▶ RECORDS FOR THE TASK:
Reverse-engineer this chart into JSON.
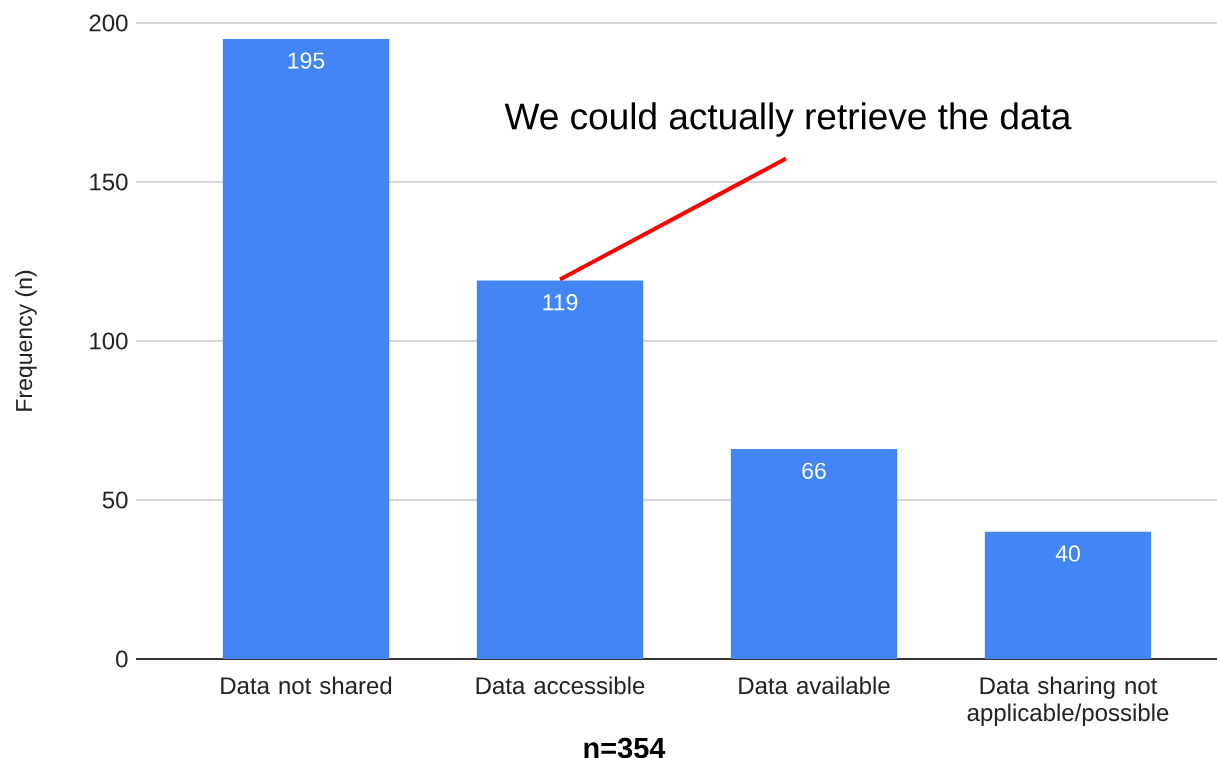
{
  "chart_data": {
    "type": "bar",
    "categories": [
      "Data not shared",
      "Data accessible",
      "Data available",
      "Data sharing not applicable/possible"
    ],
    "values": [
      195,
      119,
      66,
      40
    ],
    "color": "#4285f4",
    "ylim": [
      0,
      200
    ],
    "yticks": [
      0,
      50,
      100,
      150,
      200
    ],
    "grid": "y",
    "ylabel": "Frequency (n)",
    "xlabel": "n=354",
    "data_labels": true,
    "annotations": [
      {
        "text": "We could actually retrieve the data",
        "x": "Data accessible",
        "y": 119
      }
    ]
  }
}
--
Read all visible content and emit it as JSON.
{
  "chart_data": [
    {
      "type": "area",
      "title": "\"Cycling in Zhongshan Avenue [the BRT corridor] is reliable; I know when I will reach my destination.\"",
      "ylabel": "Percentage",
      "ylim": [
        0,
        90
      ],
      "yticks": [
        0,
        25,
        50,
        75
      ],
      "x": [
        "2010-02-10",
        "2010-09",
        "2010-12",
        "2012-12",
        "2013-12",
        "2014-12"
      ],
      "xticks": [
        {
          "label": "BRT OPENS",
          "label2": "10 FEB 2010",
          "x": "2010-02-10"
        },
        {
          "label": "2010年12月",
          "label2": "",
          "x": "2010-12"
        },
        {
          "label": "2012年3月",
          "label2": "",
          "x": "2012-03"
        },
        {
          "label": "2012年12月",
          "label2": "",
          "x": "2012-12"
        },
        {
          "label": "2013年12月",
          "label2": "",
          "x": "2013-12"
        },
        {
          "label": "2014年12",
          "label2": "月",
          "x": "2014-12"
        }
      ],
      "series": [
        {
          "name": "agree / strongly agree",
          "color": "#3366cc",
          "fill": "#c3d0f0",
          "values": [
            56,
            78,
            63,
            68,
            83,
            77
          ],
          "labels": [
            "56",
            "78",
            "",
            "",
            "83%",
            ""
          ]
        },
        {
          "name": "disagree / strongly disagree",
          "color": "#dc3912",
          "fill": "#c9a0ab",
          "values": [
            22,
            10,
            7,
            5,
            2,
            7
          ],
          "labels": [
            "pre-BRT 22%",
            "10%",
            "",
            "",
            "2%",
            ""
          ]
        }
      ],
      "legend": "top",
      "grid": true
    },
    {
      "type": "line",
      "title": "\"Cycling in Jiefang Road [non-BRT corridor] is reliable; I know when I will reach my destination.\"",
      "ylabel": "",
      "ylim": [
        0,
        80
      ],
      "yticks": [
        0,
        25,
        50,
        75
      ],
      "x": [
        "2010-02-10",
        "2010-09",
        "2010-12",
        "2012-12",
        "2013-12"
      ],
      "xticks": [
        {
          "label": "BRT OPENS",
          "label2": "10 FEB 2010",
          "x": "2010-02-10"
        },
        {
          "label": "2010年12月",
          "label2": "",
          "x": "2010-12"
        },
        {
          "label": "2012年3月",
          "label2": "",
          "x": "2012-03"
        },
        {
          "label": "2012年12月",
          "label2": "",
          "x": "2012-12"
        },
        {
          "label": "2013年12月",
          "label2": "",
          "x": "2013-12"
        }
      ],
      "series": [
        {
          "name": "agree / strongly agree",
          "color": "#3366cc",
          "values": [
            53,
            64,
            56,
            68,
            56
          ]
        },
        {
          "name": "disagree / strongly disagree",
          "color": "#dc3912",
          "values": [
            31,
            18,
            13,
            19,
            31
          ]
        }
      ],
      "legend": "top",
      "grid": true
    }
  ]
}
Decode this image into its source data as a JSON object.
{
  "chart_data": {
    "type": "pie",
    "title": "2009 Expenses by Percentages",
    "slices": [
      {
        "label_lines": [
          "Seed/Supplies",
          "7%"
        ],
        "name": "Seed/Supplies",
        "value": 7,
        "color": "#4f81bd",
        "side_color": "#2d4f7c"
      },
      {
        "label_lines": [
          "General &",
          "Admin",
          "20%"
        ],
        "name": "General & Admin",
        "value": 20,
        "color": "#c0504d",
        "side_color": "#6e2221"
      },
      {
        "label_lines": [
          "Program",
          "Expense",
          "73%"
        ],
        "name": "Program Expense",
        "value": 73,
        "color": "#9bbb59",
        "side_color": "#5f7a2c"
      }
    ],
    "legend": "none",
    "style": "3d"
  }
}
...
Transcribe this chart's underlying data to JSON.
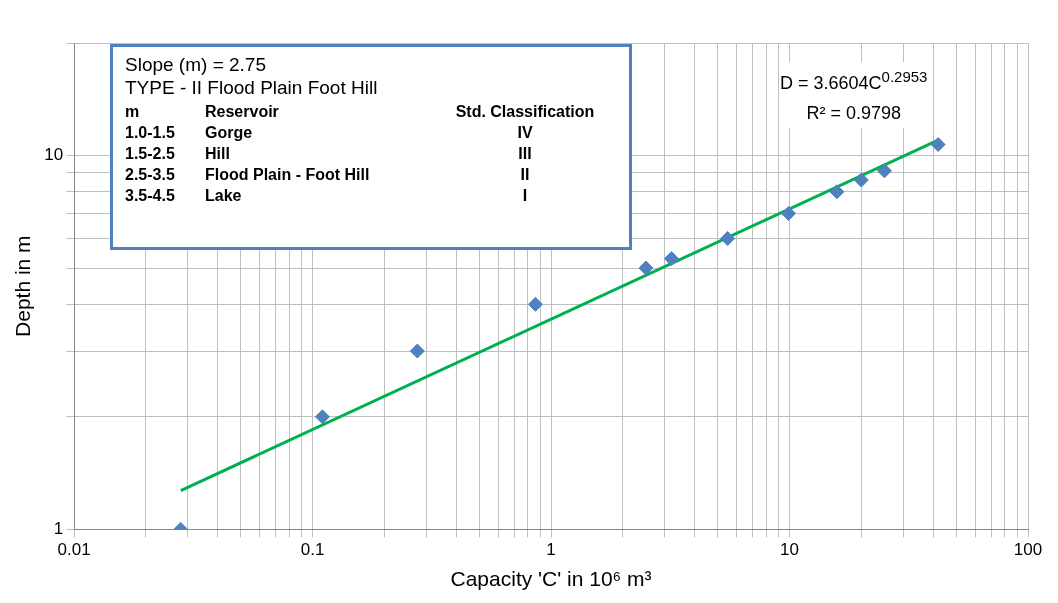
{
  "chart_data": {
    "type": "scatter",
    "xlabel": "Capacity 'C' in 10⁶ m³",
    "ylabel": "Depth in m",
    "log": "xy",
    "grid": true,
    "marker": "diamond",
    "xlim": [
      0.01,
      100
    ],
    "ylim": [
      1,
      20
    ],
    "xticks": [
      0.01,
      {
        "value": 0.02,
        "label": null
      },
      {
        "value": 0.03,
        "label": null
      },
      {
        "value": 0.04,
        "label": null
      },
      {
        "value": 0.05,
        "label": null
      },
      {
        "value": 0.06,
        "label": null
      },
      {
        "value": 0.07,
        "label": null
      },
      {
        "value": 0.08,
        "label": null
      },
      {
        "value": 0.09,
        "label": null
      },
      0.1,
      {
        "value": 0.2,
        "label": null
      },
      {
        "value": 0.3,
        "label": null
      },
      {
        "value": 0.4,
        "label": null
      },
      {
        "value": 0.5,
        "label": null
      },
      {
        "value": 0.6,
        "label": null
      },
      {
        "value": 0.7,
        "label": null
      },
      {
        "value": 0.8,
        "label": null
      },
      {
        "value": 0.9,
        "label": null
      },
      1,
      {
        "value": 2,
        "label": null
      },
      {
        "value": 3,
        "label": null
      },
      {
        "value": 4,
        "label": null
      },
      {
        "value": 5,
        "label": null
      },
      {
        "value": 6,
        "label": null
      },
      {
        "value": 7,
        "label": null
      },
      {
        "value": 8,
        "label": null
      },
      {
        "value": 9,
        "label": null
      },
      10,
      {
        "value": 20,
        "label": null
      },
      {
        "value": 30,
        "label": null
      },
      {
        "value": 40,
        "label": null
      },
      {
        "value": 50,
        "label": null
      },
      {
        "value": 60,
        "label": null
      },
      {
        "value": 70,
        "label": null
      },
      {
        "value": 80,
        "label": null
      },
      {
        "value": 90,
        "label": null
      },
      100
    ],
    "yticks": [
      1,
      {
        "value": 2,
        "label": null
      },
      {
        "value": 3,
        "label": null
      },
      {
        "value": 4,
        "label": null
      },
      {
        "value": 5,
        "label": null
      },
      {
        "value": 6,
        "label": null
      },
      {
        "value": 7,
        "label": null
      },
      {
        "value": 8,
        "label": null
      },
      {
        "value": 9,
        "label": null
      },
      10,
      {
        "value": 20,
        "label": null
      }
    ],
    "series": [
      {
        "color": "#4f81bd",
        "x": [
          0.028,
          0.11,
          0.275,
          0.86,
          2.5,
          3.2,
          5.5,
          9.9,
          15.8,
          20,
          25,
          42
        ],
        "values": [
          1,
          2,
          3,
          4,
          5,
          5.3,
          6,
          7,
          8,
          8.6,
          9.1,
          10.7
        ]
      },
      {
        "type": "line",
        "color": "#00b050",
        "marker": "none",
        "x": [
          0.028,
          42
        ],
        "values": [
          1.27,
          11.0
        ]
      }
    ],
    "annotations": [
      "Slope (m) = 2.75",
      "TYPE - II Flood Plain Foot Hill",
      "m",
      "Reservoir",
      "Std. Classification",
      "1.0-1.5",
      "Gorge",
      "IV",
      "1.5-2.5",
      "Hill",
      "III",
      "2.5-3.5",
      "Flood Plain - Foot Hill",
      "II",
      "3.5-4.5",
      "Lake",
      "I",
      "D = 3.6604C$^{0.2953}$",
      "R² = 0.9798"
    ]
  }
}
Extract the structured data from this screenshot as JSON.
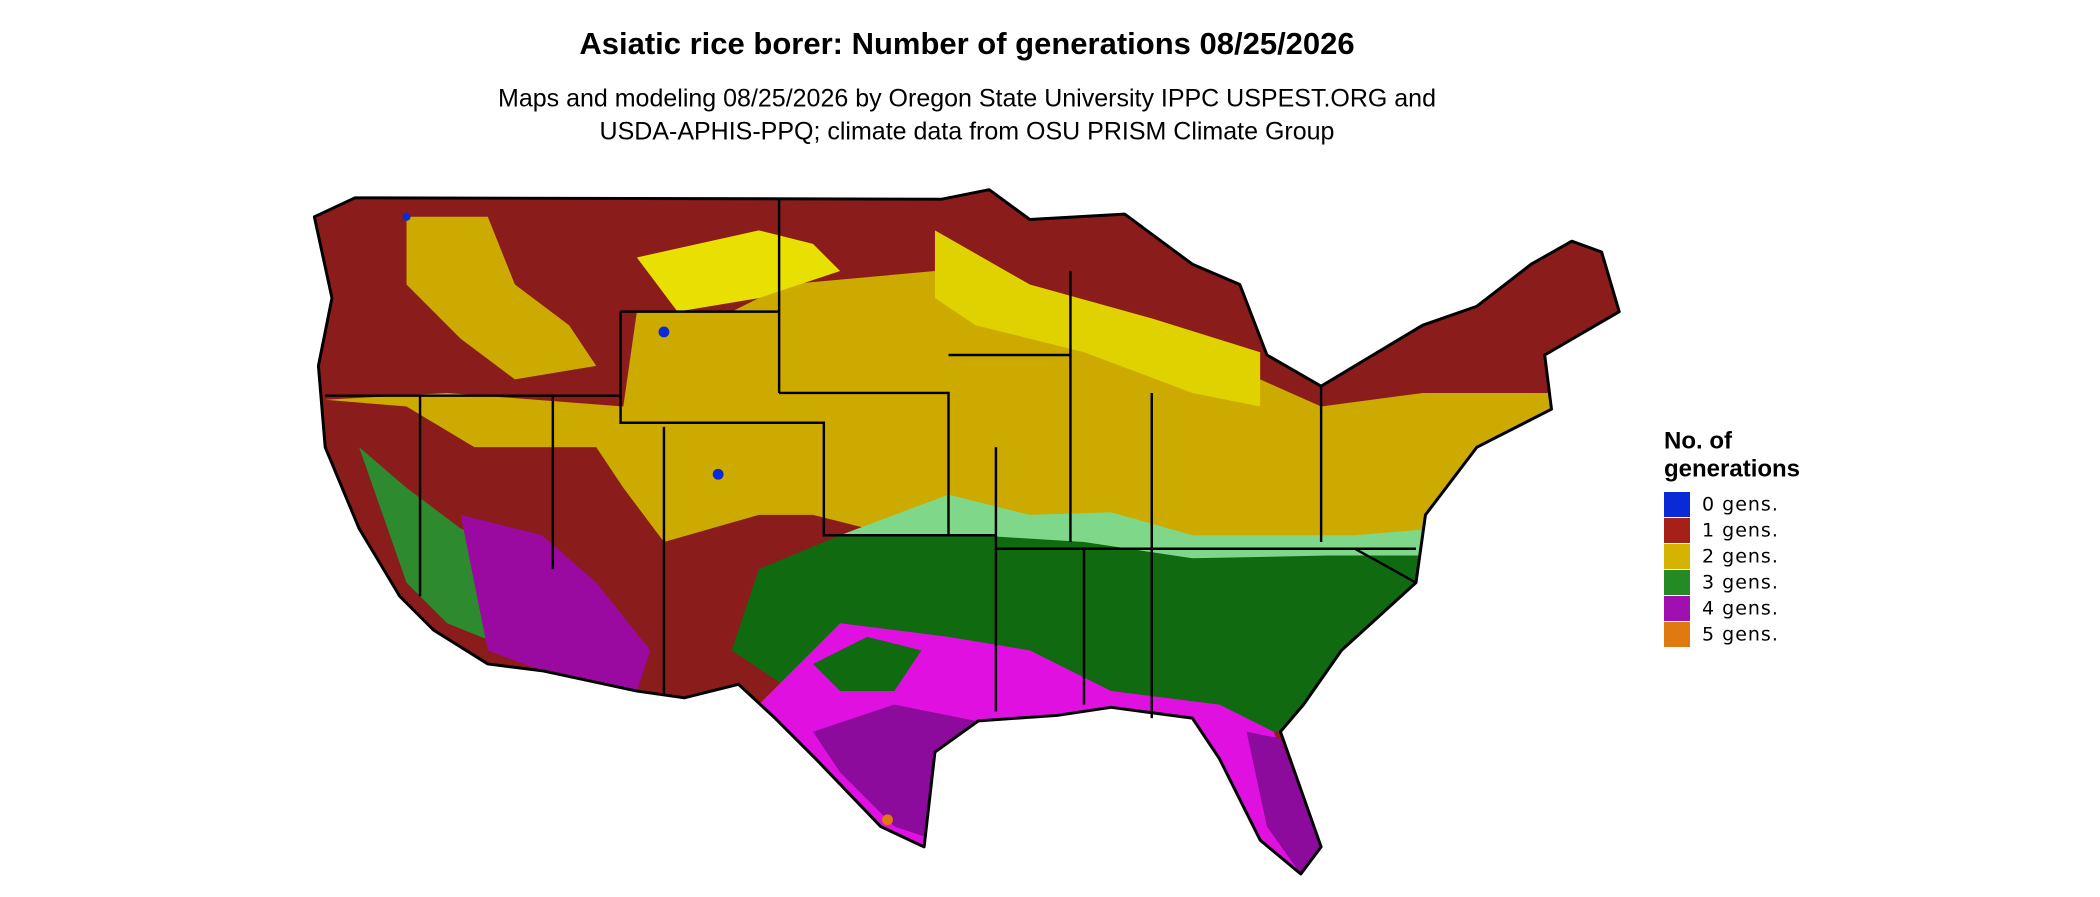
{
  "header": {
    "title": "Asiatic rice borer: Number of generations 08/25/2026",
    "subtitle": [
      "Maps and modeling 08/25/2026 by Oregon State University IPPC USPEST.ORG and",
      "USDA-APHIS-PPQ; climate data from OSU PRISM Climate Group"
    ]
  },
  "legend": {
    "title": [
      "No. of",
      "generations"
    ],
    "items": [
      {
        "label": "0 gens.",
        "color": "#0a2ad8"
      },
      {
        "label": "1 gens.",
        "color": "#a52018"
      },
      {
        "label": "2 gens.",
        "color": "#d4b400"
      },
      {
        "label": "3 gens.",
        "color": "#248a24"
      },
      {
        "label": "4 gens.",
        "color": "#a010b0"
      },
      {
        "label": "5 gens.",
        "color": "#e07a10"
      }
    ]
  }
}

▶ EXERCISE GOAL: Return every line in the listing that contains the word "gens".

▶ WRITTEN RESPONSE:
        "label": "0 gens.",
        "label": "1 gens.",
        "label": "2 gens.",
        "label": "3 gens.",
        "label": "4 gens.",
        "label": "5 gens.",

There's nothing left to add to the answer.